- _Stated goal_
State the number of lines, and only that number, in which the word "image" appears.

- _Supplied entries_

......

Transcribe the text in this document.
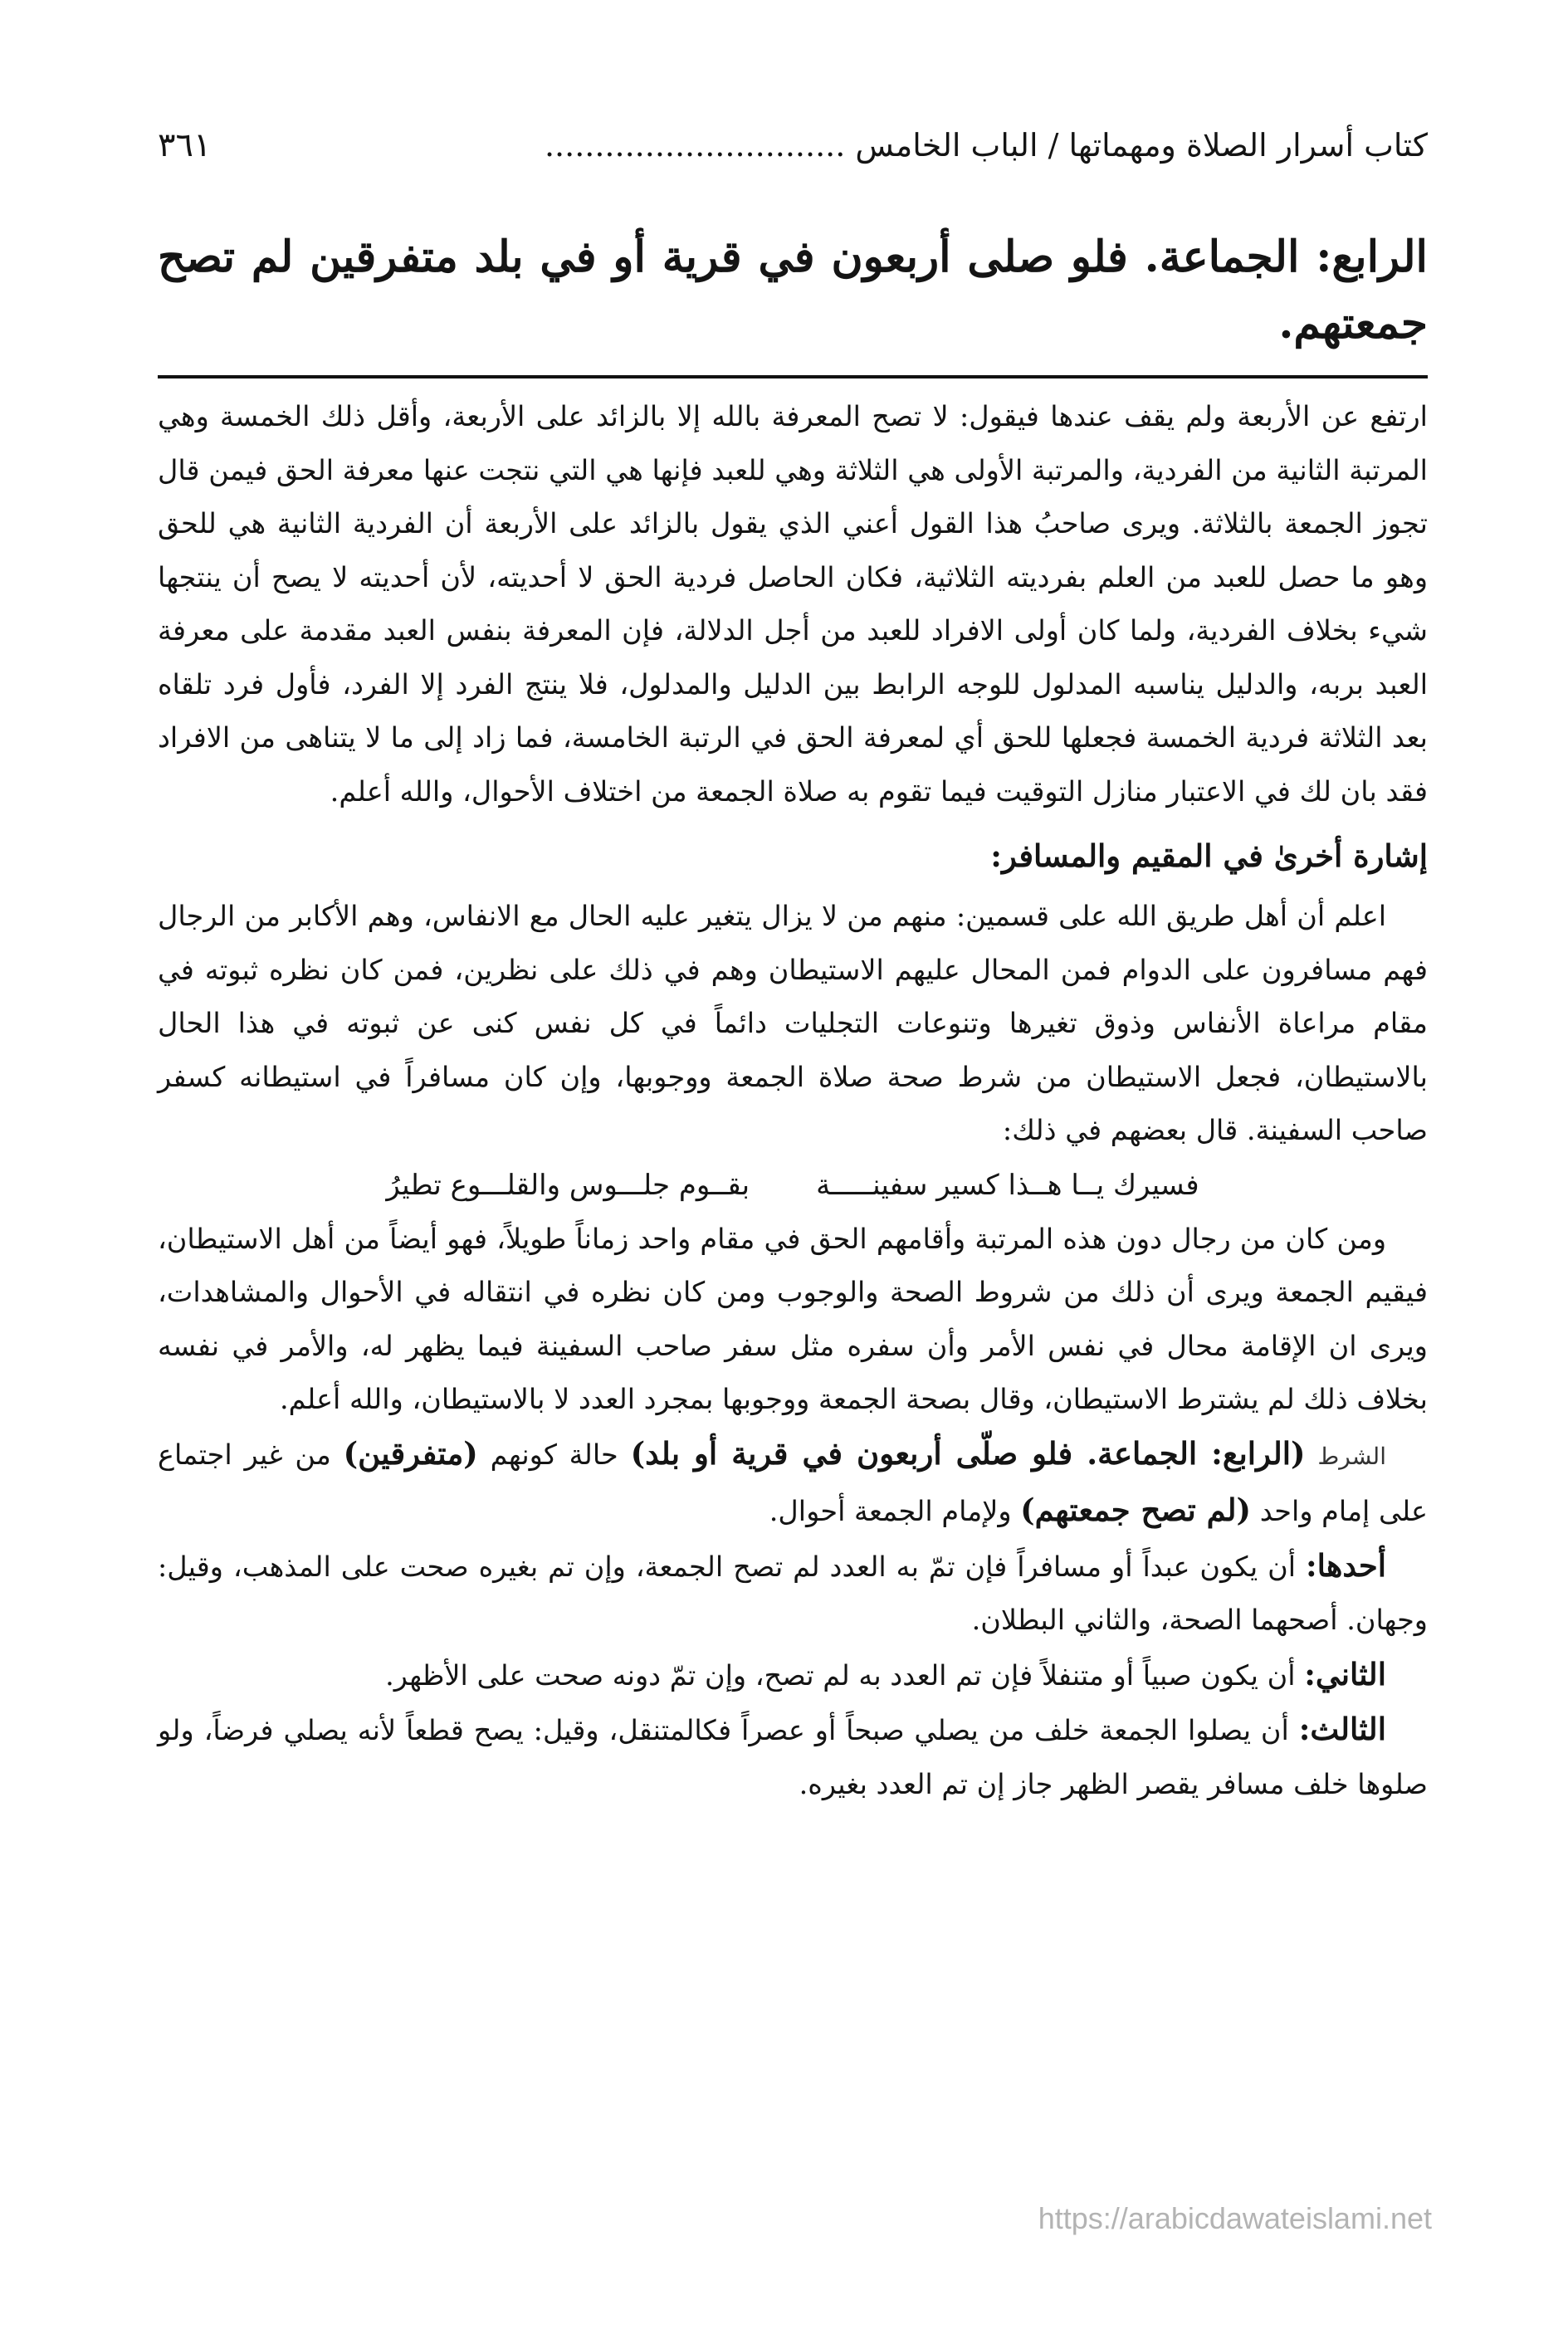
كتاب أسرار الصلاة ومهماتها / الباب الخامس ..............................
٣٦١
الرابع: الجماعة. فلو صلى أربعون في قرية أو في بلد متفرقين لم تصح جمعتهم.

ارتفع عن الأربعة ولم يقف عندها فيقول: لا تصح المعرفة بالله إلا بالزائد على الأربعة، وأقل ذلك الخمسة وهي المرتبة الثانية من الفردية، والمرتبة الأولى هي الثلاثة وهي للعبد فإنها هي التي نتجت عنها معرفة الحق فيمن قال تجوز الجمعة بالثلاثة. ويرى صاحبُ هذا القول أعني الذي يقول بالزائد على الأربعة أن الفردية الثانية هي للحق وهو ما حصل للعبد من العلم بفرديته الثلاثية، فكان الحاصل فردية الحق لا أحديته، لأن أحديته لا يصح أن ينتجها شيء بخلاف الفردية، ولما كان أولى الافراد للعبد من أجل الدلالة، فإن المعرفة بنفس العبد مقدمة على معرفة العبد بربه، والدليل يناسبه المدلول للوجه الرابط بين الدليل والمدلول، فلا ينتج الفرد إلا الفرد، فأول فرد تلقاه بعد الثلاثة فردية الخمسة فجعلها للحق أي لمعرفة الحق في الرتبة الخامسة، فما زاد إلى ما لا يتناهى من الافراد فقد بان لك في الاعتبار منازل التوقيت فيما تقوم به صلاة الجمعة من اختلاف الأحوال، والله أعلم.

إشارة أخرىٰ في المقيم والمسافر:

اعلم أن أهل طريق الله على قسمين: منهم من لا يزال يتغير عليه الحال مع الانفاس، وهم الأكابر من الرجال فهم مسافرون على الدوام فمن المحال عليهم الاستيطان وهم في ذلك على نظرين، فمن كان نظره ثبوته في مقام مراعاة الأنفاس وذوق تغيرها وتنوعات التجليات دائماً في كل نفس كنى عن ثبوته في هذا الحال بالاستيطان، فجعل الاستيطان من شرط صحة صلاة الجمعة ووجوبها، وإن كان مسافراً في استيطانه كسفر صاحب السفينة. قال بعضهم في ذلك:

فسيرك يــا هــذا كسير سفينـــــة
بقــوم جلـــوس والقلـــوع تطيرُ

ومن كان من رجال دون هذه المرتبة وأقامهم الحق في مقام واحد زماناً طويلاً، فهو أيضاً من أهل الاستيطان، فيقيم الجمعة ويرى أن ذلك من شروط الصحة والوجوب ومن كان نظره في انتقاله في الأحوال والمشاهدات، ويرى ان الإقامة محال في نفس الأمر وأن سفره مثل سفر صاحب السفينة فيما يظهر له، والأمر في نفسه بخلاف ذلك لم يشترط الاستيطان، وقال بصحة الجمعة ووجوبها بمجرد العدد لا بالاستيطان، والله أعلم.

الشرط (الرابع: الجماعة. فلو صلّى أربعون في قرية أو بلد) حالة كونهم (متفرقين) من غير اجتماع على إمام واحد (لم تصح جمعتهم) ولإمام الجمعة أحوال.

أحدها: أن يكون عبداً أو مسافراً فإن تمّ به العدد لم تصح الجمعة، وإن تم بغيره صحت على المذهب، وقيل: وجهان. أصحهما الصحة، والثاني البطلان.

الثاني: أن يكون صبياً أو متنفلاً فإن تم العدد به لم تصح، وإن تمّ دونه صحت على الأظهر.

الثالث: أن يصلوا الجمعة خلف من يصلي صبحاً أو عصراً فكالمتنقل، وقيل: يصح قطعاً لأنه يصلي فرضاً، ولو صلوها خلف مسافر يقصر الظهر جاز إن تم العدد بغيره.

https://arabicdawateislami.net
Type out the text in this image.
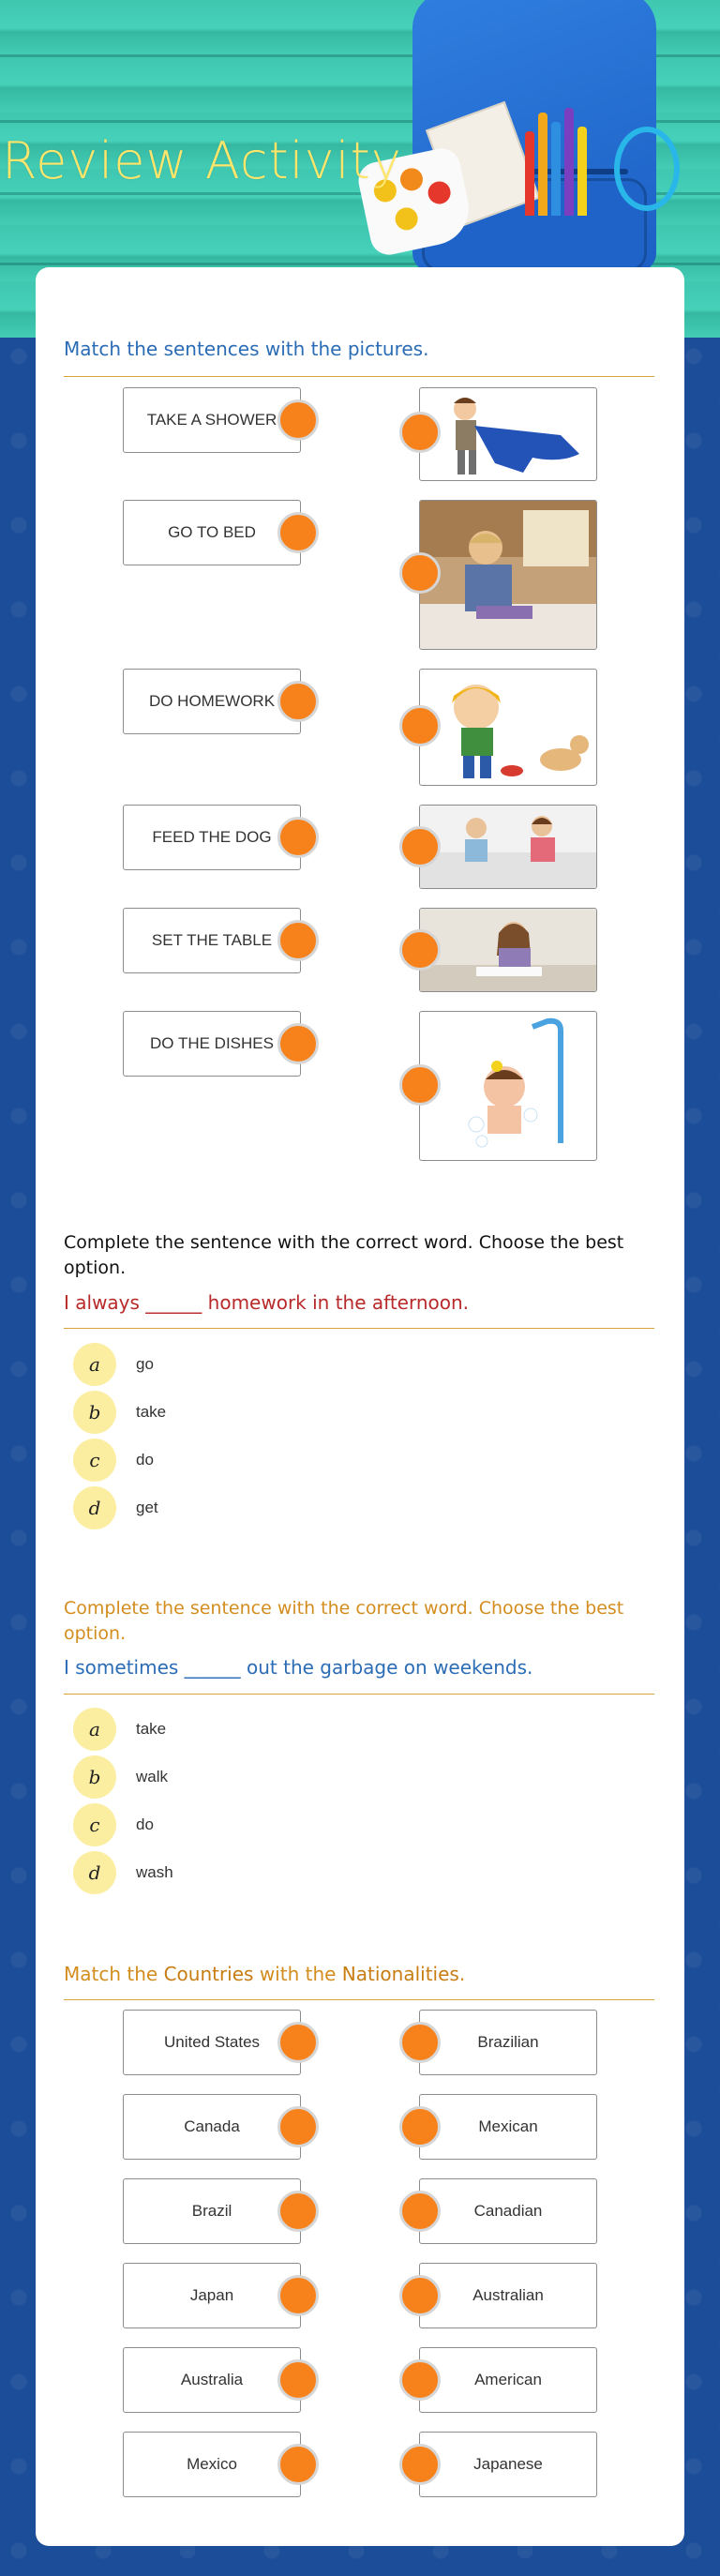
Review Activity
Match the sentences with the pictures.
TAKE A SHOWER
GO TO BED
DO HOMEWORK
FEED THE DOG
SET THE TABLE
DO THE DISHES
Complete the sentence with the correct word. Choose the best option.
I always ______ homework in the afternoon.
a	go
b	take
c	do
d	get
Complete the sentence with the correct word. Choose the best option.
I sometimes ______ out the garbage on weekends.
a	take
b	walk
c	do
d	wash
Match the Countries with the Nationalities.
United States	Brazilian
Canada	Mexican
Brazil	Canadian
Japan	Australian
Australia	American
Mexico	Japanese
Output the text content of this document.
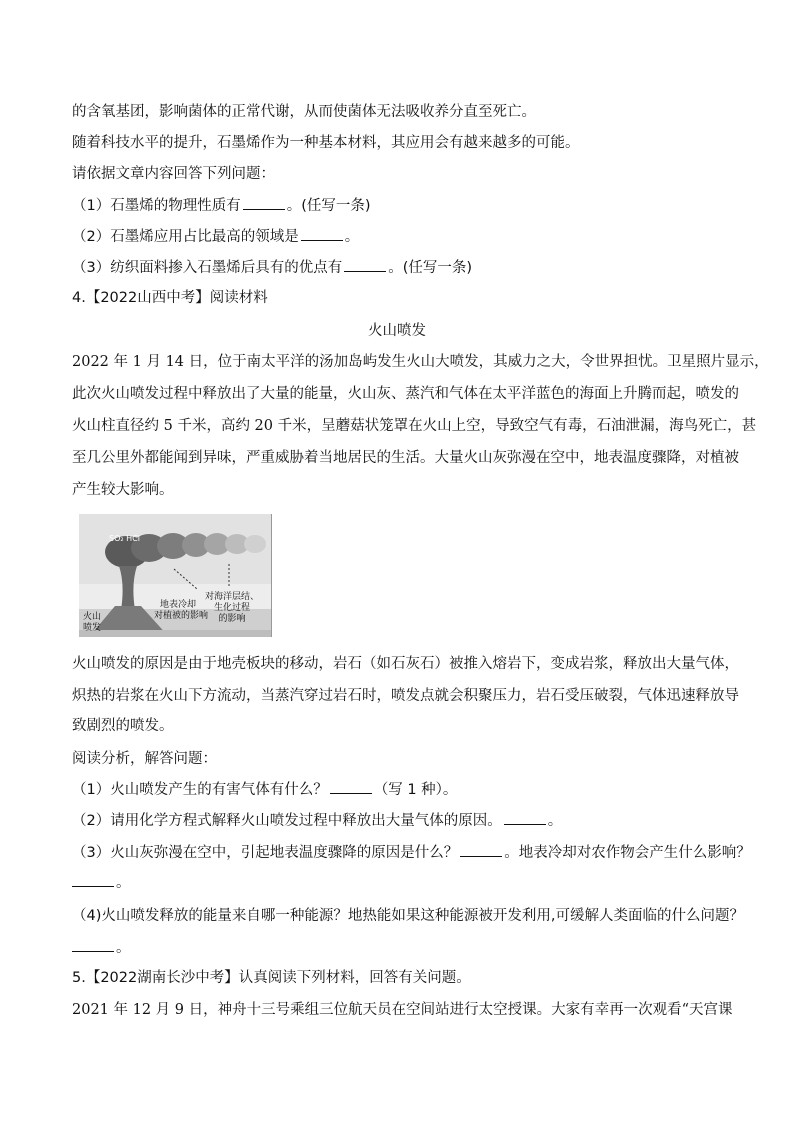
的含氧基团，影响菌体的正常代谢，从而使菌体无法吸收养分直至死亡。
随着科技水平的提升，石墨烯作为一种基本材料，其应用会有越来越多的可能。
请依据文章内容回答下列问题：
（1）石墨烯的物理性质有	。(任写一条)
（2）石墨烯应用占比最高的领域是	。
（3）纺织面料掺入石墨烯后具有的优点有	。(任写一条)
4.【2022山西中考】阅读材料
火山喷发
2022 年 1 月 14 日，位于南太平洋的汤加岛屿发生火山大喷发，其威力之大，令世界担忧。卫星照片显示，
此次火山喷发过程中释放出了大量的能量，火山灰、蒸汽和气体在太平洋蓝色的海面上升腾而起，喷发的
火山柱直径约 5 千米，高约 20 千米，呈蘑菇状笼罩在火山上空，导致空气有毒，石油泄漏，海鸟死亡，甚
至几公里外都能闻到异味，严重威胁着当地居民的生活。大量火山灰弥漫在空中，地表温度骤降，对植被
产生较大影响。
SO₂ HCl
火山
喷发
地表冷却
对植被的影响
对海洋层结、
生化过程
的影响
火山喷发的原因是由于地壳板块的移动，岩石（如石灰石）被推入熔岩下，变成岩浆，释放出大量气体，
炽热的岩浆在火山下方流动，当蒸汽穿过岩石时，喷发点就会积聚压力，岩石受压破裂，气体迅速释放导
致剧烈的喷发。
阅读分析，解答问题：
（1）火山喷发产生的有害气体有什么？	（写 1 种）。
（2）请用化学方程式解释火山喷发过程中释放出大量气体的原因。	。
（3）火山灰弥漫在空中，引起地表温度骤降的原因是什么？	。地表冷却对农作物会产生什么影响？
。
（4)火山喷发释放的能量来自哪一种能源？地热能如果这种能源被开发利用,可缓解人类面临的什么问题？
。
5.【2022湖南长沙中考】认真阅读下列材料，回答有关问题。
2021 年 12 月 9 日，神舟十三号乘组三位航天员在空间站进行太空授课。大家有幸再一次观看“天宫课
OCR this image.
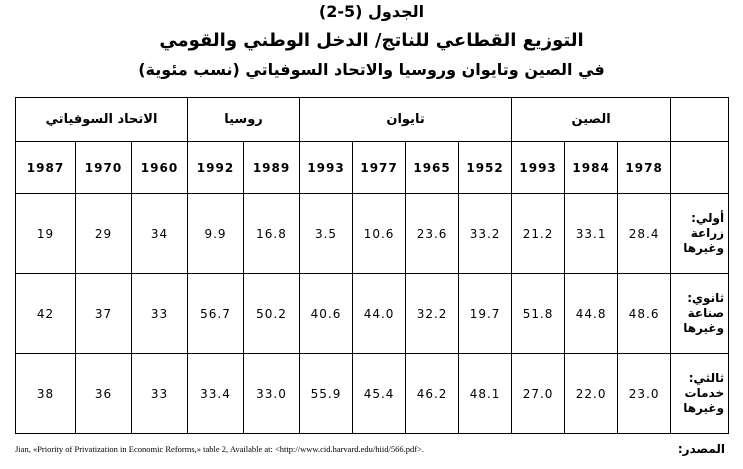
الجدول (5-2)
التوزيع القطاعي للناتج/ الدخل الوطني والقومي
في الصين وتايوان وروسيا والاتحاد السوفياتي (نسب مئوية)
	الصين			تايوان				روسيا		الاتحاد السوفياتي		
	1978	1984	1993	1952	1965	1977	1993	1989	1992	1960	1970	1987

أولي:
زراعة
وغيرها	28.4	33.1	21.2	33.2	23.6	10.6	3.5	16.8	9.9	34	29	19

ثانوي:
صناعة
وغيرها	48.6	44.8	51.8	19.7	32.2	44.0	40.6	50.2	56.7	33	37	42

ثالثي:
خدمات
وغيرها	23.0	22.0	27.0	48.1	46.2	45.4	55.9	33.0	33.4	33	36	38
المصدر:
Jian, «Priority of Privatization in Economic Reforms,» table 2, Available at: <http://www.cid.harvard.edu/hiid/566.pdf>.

......

- _Finished answer_
2